**** Passage given ****
Leo Chadburn reports from the third edition of London Contemporary Music Festival, as it moves from an East London factory space to a colossal bunker underneath the University of Westminster

Dimitri Djuric

A Sci-Fi bunker lies beneath Baker Street

This is surely the definition of what a London music festival should be: a tough nut, with a touch of the spectacular, like all the best things the metropolis has to offer. LCMF is only three years old, but has a super-charged confidence, taking the idea of a festival where no one has gone before. It's required some extraordinary venues to achieve this. Following stints in the retired multi-storey car park in Peckham (2013) and a dramatic factory space off Brick Lane (2014), the 2015 edition took place in the most surprising venue yet: Ambika P3, a vast bunker underneath the University of Westminster, formerly used as a lab by the school of engineering upstairs (they tested the concrete for Spaghetti Junction here). Who knew this space existed? The acoustic has an industrial boom; the architecture is sci-fi dystopian, like the interior of a spaceship off on a weird trip.

There's danger in numbers

London as a meeting place for like-minded artists is the theme of the festival's opening night, 'Collective Capital', opened by conceptual young composers' organisation Bastard Assignments, who perform Edward Henderson's Tape Piece (2014), a spontaneous sonic installation cum trip hazard that involves a team of performers noisily sellotaping the venue to itself.

The more established, more unhinged Squib Box collective premiere Neil Luck's Via Gut (2015): electronic and acoustic parps and cadenzas around a fractured narrative on bodily functions, suavely delivered by Luck himself. Imagine Slavoj Žižek presenting a Viz-magazine themed game show and you'll have some idea of the eccentricity and hilarity of the performance. Squib Box member Adam de la Cour steals the show with his virtuosic portrayal of a 'tap-dancing arsehole', in stained concert dress, entangled in blow-up intestines.
**** Supplied material ****
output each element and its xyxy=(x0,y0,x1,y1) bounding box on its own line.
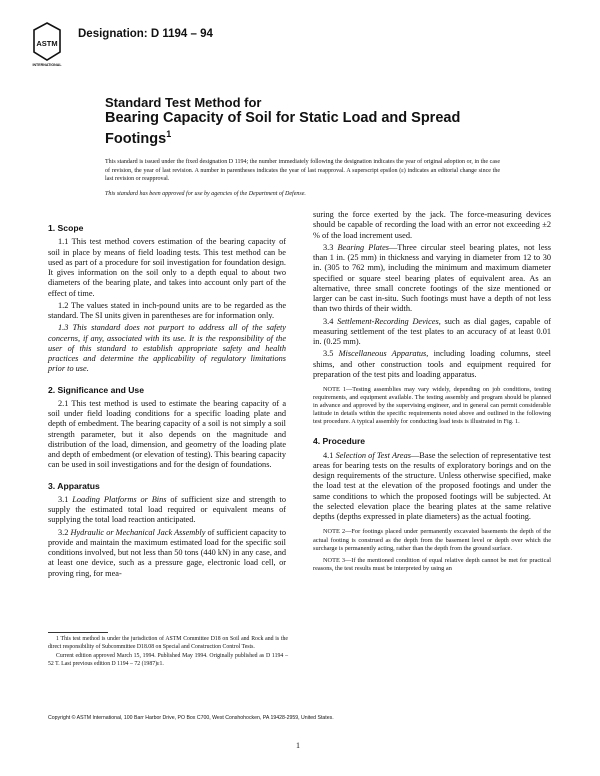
****
Written task 1
In the London Contemporary Music Festival review, translate this sentence into Spanish: "It's required some extraordinary venues to achieve this."
Written task 2
List each venue that the London Contemporary Music Festival review says the festival has used, with the year given for each.
Written task 3
Extend the London Contemporary Music Festival review onward from its final sentence.

Answer 1
Para lograrlo han hecho falta algunos lugares extraordinarios.

Answer 2
- A retired multi-storey car park in Peckham (2013)
- A factory space off Brick Lane (2014)
- Ambika P3, a bunker underneath the University of Westminster (2015)

Answer 3
Anne Bean and Richard Wilson are now known primarily as visual artists, but throughout the 1980s were two-thirds of the legendary Bow Gamelan Ensemble (along with Paul Burwell, who died in 2007). In a festival coup, Bean and Wilson have been persuaded to take their instruments (fashioned from retrieved industrial scrap) out of storage for a performance entitled NALEMAG (2015). A spooky séance for the ruined East London of thirty years ago, their set is lit by flashing sodium lights, flickering televisions, fistfuls of exploding bang snaps and the glow of the blowtorches they use to shatter sheets of glass (in the evening's second instance of real danger). The ghost is summoned through the eerie sounds of their gong sculptures and Bean's wailing vocals.

Move to California; live forever

It's easy to think of the history of American experimental music as being a primarily East Coast / New York phenomenon. The festival addresses and redresses that revisionism on its 'West Coast Night'. Very early pieces by Henry Cowell (The Banshee, 1925) and (at that stage in his career LA resident) John Cage (First Construction In Metal, 1939) sound fresh and exuberant: only slightly less up-to-date than more recent works by John Luther Adams (Among Red Mountains, 2001, a crashy piano solo) and Catherine Lamb (the frail and interesting Frames, 2009/13, performed on the edge of silence by cellist Anton Lukoszevieze and contrabass recorder player Lucia Mense).

Morton Subotnick and Pauline Oliveros are now both in their 80s, but play two of the most energetic solo sets of the whole festival. Oliveros, in particular, gives a startling performance on her digital accordion, wresting a fiery orchestra of sounds from the instrument. Also in the later stages of his career, poet Otis O'Solomon recites his beatific evocations of peace and love. The Californian lifestyle apparently leads to something approaching immortality.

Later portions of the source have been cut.